Task directions: Scan the entries for the word "icon" and return every line that has it.
▽
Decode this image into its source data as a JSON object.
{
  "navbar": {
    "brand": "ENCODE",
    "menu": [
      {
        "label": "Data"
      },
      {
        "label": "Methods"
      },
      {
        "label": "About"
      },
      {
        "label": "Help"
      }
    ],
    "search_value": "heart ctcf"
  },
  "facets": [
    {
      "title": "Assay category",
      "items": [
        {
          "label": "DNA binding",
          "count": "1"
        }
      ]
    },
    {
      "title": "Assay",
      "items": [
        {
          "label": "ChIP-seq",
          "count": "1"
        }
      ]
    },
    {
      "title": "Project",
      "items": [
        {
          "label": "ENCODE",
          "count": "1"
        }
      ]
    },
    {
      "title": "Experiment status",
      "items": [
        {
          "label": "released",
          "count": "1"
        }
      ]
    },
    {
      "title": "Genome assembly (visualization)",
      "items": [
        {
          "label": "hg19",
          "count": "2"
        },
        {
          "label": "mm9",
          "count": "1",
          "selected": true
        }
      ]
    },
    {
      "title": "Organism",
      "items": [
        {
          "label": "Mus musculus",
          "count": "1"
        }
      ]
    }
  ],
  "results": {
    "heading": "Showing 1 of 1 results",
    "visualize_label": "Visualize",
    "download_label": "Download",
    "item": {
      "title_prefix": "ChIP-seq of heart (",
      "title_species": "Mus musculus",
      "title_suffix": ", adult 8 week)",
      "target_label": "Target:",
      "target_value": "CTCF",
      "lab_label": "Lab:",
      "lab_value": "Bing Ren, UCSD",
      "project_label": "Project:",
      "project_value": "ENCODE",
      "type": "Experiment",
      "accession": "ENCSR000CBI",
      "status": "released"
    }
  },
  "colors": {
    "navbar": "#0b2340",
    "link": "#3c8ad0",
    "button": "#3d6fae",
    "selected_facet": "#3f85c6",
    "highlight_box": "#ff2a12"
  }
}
△
▽
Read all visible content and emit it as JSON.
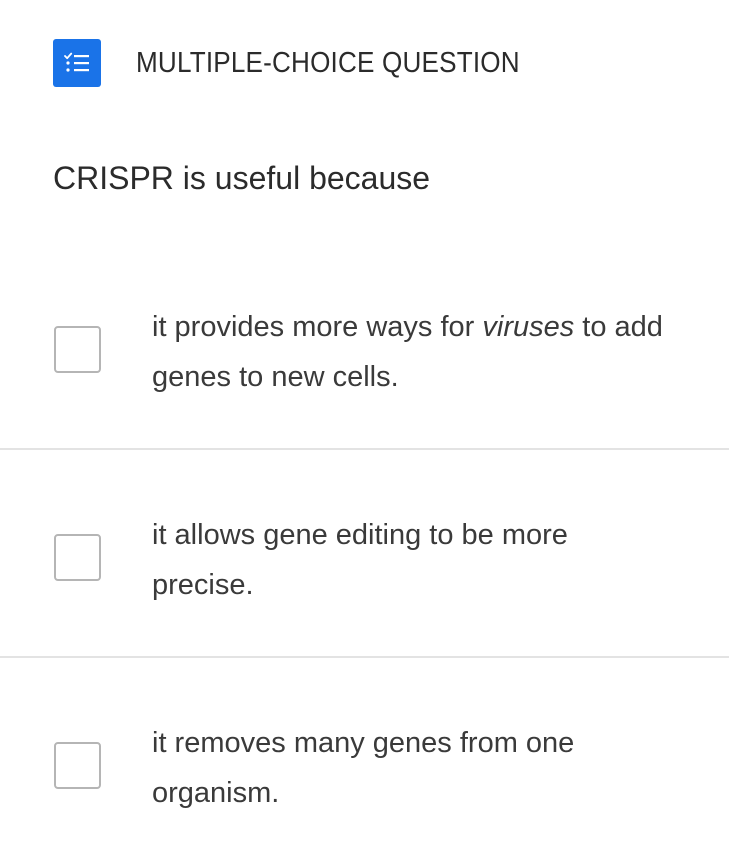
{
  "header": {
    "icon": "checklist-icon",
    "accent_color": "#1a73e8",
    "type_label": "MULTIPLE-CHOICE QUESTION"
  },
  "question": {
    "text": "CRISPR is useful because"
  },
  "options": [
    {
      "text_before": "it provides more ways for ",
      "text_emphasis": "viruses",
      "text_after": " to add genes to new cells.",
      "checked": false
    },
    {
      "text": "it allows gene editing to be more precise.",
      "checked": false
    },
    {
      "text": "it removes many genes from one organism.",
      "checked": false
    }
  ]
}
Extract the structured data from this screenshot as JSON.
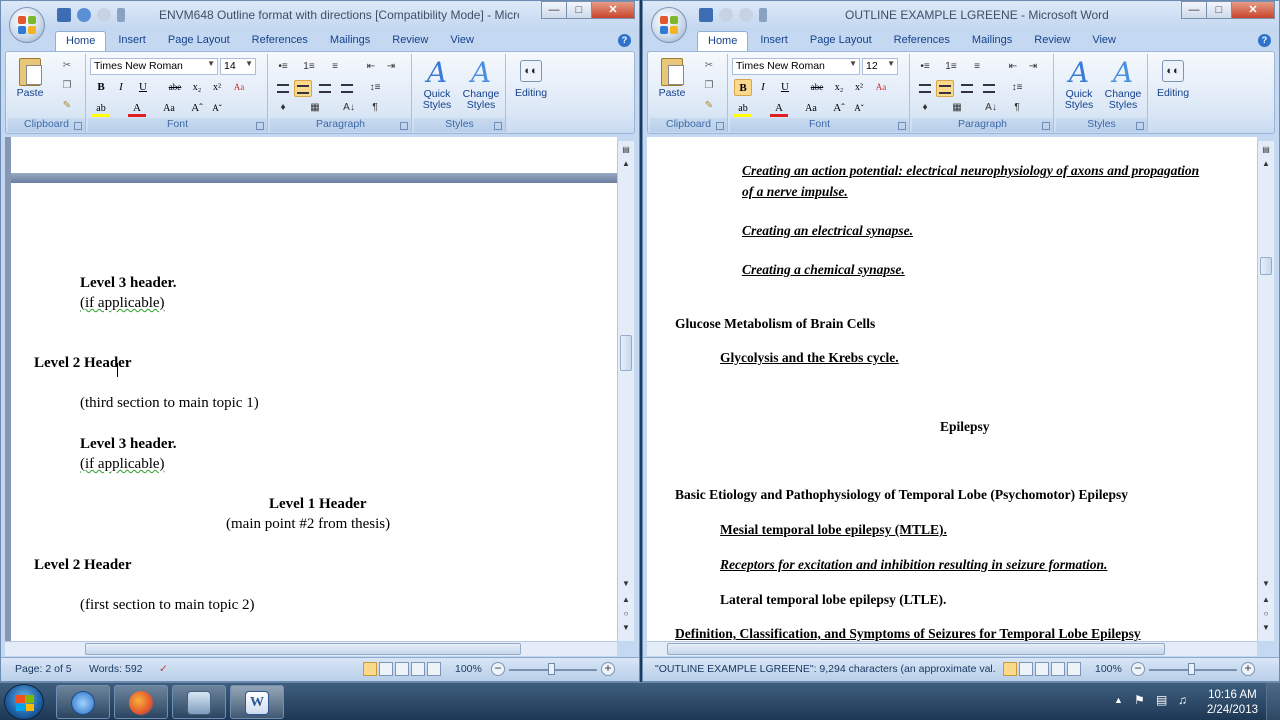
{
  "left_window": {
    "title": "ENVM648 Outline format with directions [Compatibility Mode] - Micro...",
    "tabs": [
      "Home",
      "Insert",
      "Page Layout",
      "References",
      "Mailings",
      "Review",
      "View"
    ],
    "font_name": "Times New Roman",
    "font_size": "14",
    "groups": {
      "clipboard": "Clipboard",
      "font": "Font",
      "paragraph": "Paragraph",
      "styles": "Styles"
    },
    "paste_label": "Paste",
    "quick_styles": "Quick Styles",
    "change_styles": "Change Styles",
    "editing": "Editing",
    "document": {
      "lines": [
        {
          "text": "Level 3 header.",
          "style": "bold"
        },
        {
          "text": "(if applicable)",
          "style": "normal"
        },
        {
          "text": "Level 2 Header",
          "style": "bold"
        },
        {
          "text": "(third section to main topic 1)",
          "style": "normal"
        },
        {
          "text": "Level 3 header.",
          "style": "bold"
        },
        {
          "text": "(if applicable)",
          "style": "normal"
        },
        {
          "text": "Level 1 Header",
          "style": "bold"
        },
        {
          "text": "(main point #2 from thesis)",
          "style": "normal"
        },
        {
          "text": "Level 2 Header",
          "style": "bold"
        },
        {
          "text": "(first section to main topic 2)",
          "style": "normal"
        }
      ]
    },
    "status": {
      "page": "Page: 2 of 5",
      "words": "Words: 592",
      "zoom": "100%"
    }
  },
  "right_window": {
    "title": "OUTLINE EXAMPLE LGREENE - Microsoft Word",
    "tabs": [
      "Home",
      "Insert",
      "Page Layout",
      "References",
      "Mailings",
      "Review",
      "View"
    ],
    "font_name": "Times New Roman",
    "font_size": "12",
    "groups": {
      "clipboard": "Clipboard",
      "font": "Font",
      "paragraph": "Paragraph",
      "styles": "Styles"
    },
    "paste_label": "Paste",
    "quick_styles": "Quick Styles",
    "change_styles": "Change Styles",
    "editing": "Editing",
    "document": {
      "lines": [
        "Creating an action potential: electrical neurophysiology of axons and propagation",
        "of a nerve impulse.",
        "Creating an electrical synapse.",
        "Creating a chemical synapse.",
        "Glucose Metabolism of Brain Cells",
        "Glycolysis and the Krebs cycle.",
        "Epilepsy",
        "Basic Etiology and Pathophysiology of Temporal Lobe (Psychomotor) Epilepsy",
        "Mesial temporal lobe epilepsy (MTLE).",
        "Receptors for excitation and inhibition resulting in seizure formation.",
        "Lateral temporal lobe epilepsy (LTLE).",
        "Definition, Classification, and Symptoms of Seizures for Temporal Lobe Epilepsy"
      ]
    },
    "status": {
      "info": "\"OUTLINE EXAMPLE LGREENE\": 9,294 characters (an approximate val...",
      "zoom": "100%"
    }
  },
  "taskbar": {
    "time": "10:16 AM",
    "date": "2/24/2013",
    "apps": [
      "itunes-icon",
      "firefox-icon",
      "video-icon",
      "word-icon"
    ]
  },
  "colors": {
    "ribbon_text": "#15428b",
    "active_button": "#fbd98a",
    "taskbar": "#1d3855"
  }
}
△
Your solution:
    "icon": "checklist-icon",
      "itunes-icon",
      "firefox-icon",
      "video-icon",
      "word-icon"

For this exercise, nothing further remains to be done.